Gather from the material every line that contains the string "label".
--- begin Provided data ---
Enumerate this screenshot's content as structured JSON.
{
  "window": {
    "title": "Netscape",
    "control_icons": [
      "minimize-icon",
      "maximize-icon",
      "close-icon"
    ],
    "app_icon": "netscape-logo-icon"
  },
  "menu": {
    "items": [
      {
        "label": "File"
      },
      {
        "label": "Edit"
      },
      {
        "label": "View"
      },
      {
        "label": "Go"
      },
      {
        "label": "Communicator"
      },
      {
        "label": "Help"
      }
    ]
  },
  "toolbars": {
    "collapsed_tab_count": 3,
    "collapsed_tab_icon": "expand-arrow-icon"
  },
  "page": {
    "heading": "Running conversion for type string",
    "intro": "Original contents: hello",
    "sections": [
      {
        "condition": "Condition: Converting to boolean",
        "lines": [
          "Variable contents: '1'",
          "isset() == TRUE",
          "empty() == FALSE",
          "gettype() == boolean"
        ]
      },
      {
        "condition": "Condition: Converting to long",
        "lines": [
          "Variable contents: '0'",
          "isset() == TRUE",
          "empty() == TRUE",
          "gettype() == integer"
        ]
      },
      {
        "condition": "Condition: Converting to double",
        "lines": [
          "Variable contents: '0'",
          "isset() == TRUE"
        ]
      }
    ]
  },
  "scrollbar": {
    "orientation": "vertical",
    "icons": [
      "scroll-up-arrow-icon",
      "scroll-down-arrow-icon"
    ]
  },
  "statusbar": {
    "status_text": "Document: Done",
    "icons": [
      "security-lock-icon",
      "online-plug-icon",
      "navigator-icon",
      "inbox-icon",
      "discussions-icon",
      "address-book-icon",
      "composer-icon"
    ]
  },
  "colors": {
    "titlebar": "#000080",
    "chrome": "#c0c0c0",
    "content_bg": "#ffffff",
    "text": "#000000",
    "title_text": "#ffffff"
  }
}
--- end Provided data ---
**Output for this task:**
        "label": "File"
        "label": "Edit"
        "label": "View"
        "label": "Go"
        "label": "Communicator"
        "label": "Help"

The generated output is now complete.